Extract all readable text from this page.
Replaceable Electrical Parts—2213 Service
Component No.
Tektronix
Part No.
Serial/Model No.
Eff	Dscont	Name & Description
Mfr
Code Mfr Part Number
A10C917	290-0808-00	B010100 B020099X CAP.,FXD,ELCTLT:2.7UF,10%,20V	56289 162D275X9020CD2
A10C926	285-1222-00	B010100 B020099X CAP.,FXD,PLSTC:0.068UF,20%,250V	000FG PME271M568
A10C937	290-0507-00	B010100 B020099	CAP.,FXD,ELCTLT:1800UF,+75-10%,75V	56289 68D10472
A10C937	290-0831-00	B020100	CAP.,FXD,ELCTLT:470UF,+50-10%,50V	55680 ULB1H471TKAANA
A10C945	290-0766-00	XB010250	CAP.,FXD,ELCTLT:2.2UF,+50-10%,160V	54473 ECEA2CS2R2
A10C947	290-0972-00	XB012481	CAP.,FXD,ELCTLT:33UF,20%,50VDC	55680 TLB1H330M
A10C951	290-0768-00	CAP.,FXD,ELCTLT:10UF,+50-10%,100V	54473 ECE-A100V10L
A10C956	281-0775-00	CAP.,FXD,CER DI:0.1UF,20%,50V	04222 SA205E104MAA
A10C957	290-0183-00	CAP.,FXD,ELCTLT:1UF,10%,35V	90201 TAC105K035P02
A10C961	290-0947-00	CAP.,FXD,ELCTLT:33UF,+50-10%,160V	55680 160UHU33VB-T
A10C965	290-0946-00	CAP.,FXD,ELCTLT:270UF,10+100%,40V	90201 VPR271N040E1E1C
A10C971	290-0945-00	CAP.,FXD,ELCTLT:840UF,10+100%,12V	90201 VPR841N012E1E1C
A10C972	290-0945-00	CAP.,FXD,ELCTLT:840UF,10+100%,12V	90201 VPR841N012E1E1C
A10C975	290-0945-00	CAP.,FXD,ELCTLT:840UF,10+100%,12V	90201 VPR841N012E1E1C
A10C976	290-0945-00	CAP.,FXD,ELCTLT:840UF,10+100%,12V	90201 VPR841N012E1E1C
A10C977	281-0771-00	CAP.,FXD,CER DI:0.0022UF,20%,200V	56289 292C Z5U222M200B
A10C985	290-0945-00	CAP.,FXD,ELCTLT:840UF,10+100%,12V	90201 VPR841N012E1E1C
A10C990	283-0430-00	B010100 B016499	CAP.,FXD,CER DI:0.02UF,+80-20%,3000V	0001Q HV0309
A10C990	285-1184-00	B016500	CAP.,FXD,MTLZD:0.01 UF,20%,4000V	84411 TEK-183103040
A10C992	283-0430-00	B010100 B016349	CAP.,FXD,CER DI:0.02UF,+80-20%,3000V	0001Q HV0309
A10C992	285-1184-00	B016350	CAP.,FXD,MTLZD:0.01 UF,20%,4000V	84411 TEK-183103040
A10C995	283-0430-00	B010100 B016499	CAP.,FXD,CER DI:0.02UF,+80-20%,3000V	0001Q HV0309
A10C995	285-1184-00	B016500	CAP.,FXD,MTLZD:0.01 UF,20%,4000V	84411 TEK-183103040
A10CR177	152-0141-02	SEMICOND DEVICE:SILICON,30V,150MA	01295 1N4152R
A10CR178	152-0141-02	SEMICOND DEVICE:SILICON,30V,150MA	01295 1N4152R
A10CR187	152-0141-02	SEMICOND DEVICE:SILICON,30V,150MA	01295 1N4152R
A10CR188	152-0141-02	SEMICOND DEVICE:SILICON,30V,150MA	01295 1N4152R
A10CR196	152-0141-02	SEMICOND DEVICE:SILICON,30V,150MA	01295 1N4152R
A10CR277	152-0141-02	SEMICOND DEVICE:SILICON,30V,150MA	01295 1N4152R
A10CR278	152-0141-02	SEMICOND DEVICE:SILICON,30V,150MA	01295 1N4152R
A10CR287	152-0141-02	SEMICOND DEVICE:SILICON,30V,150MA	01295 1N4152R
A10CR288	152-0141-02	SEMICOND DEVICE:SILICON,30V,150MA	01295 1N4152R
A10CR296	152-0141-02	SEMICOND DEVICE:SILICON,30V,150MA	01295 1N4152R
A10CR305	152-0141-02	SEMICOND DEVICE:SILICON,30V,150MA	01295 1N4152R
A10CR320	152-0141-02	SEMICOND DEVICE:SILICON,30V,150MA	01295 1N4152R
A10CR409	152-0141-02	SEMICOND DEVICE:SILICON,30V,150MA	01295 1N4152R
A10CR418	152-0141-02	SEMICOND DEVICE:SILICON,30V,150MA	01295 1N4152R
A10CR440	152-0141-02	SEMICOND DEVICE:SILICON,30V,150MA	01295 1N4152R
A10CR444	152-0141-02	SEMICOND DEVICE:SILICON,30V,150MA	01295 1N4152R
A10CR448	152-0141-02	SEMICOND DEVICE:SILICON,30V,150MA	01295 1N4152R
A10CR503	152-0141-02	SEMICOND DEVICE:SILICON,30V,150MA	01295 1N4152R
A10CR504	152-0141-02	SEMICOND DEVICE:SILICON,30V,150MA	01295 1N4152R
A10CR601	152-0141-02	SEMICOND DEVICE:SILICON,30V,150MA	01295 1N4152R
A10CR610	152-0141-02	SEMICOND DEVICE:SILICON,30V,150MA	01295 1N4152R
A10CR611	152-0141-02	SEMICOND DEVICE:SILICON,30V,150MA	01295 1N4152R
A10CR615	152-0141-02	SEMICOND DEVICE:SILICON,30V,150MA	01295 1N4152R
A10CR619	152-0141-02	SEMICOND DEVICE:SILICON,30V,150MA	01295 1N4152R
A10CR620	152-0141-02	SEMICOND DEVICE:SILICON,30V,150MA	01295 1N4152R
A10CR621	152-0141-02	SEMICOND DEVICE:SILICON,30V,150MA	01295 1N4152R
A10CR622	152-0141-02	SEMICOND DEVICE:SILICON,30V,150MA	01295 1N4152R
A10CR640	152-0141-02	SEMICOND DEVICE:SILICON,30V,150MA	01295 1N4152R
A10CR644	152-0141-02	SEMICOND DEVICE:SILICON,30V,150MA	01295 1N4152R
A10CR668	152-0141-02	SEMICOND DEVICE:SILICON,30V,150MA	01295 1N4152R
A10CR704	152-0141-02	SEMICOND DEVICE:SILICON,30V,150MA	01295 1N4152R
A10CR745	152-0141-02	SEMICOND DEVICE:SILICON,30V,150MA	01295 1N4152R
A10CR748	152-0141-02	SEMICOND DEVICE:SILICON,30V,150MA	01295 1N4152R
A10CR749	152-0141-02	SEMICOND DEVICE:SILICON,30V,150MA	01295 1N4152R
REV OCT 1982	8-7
☆ ☆ ☆ ☆ ☆
* **REQUIREMENT**
Extract the full set of entries word for word.

* **EXERCISE ANSWER**
Extract all readable text from this page.
Replaceable Electrical Parts—2213 Service
Component No.
Tektronix
Part No.
Serial/Model No.
Eff	Dscont	Name & Description
Mfr
Code Mfr Part Number
A10C917	290-0808-00	B010100 B020099X CAP.,FXD,ELCTLT:2.7UF,10%,20V	56289 162D275X9020CD2
A10C926	285-1222-00	B010100 B020099X CAP.,FXD,PLSTC:0.068UF,20%,250V	000FG PME271M568
A10C937	290-0507-00	B010100 B020099	CAP.,FXD,ELCTLT:1800UF,+75-10%,75V	56289 68D10472
A10C937	290-0831-00	B020100	CAP.,FXD,ELCTLT:470UF,+50-10%,50V	55680 ULB1H471TKAANA
A10C945	290-0766-00	XB010250	CAP.,FXD,ELCTLT:2.2UF,+50-10%,160V	54473 ECEA2CS2R2
A10C947	290-0972-00	XB012481	CAP.,FXD,ELCTLT:33UF,20%,50VDC	55680 TLB1H330M
A10C951	290-0768-00	CAP.,FXD,ELCTLT:10UF,+50-10%,100V	54473 ECE-A100V10L
A10C956	281-0775-00	CAP.,FXD,CER DI:0.1UF,20%,50V	04222 SA205E104MAA
A10C957	290-0183-00	CAP.,FXD,ELCTLT:1UF,10%,35V	90201 TAC105K035P02
A10C961	290-0947-00	CAP.,FXD,ELCTLT:33UF,+50-10%,160V	55680 160UHU33VB-T
A10C965	290-0946-00	CAP.,FXD,ELCTLT:270UF,10+100%,40V	90201 VPR271N040E1E1C
A10C971	290-0945-00	CAP.,FXD,ELCTLT:840UF,10+100%,12V	90201 VPR841N012E1E1C
A10C972	290-0945-00	CAP.,FXD,ELCTLT:840UF,10+100%,12V	90201 VPR841N012E1E1C
A10C975	290-0945-00	CAP.,FXD,ELCTLT:840UF,10+100%,12V	90201 VPR841N012E1E1C
A10C976	290-0945-00	CAP.,FXD,ELCTLT:840UF,10+100%,12V	90201 VPR841N012E1E1C
A10C977	281-0771-00	CAP.,FXD,CER DI:0.0022UF,20%,200V	56289 292C Z5U222M200B
A10C985	290-0945-00	CAP.,FXD,ELCTLT:840UF,10+100%,12V	90201 VPR841N012E1E1C
A10C990	283-0430-00	B010100 B016499	CAP.,FXD,CER DI:0.02UF,+80-20%,3000V	0001Q HV0309
A10C990	285-1184-00	B016500	CAP.,FXD,MTLZD:0.01 UF,20%,4000V	84411 TEK-183103040
A10C992	283-0430-00	B010100 B016349	CAP.,FXD,CER DI:0.02UF,+80-20%,3000V	0001Q HV0309
A10C992	285-1184-00	B016350	CAP.,FXD,MTLZD:0.01 UF,20%,4000V	84411 TEK-183103040
A10C995	283-0430-00	B010100 B016499	CAP.,FXD,CER DI:0.02UF,+80-20%,3000V	0001Q HV0309
A10C995	285-1184-00	B016500	CAP.,FXD,MTLZD:0.01 UF,20%,4000V	84411 TEK-183103040
A10CR177	152-0141-02	SEMICOND DEVICE:SILICON,30V,150MA	01295 1N4152R
A10CR178	152-0141-02	SEMICOND DEVICE:SILICON,30V,150MA	01295 1N4152R
A10CR187	152-0141-02	SEMICOND DEVICE:SILICON,30V,150MA	01295 1N4152R
A10CR188	152-0141-02	SEMICOND DEVICE:SILICON,30V,150MA	01295 1N4152R
A10CR196	152-0141-02	SEMICOND DEVICE:SILICON,30V,150MA	01295 1N4152R
A10CR277	152-0141-02	SEMICOND DEVICE:SILICON,30V,150MA	01295 1N4152R
A10CR278	152-0141-02	SEMICOND DEVICE:SILICON,30V,150MA	01295 1N4152R
A10CR287	152-0141-02	SEMICOND DEVICE:SILICON,30V,150MA	01295 1N4152R
A10CR288	152-0141-02	SEMICOND DEVICE:SILICON,30V,150MA	01295 1N4152R
A10CR296	152-0141-02	SEMICOND DEVICE:SILICON,30V,150MA	01295 1N4152R
A10CR305	152-0141-02	SEMICOND DEVICE:SILICON,30V,150MA	01295 1N4152R
A10CR320	152-0141-02	SEMICOND DEVICE:SILICON,30V,150MA	01295 1N4152R
A10CR409	152-0141-02	SEMICOND DEVICE:SILICON,30V,150MA	01295 1N4152R
A10CR418	152-0141-02	SEMICOND DEVICE:SILICON,30V,150MA	01295 1N4152R
A10CR440	152-0141-02	SEMICOND DEVICE:SILICON,30V,150MA	01295 1N4152R
A10CR444	152-0141-02	SEMICOND DEVICE:SILICON,30V,150MA	01295 1N4152R
A10CR448	152-0141-02	SEMICOND DEVICE:SILICON,30V,150MA	01295 1N4152R
A10CR503	152-0141-02	SEMICOND DEVICE:SILICON,30V,150MA	01295 1N4152R
A10CR504	152-0141-02	SEMICOND DEVICE:SILICON,30V,150MA	01295 1N4152R
A10CR601	152-0141-02	SEMICOND DEVICE:SILICON,30V,150MA	01295 1N4152R
A10CR610	152-0141-02	SEMICOND DEVICE:SILICON,30V,150MA	01295 1N4152R
A10CR611	152-0141-02	SEMICOND DEVICE:SILICON,30V,150MA	01295 1N4152R
A10CR615	152-0141-02	SEMICOND DEVICE:SILICON,30V,150MA	01295 1N4152R
A10CR619	152-0141-02	SEMICOND DEVICE:SILICON,30V,150MA	01295 1N4152R
A10CR620	152-0141-02	SEMICOND DEVICE:SILICON,30V,150MA	01295 1N4152R
A10CR621	152-0141-02	SEMICOND DEVICE:SILICON,30V,150MA	01295 1N4152R
A10CR622	152-0141-02	SEMICOND DEVICE:SILICON,30V,150MA	01295 1N4152R
A10CR640	152-0141-02	SEMICOND DEVICE:SILICON,30V,150MA	01295 1N4152R
A10CR644	152-0141-02	SEMICOND DEVICE:SILICON,30V,150MA	01295 1N4152R
A10CR668	152-0141-02	SEMICOND DEVICE:SILICON,30V,150MA	01295 1N4152R
A10CR704	152-0141-02	SEMICOND DEVICE:SILICON,30V,150MA	01295 1N4152R
A10CR745	152-0141-02	SEMICOND DEVICE:SILICON,30V,150MA	01295 1N4152R
A10CR748	152-0141-02	SEMICOND DEVICE:SILICON,30V,150MA	01295 1N4152R
A10CR749	152-0141-02	SEMICOND DEVICE:SILICON,30V,150MA	01295 1N4152R
REV OCT 1982	8-7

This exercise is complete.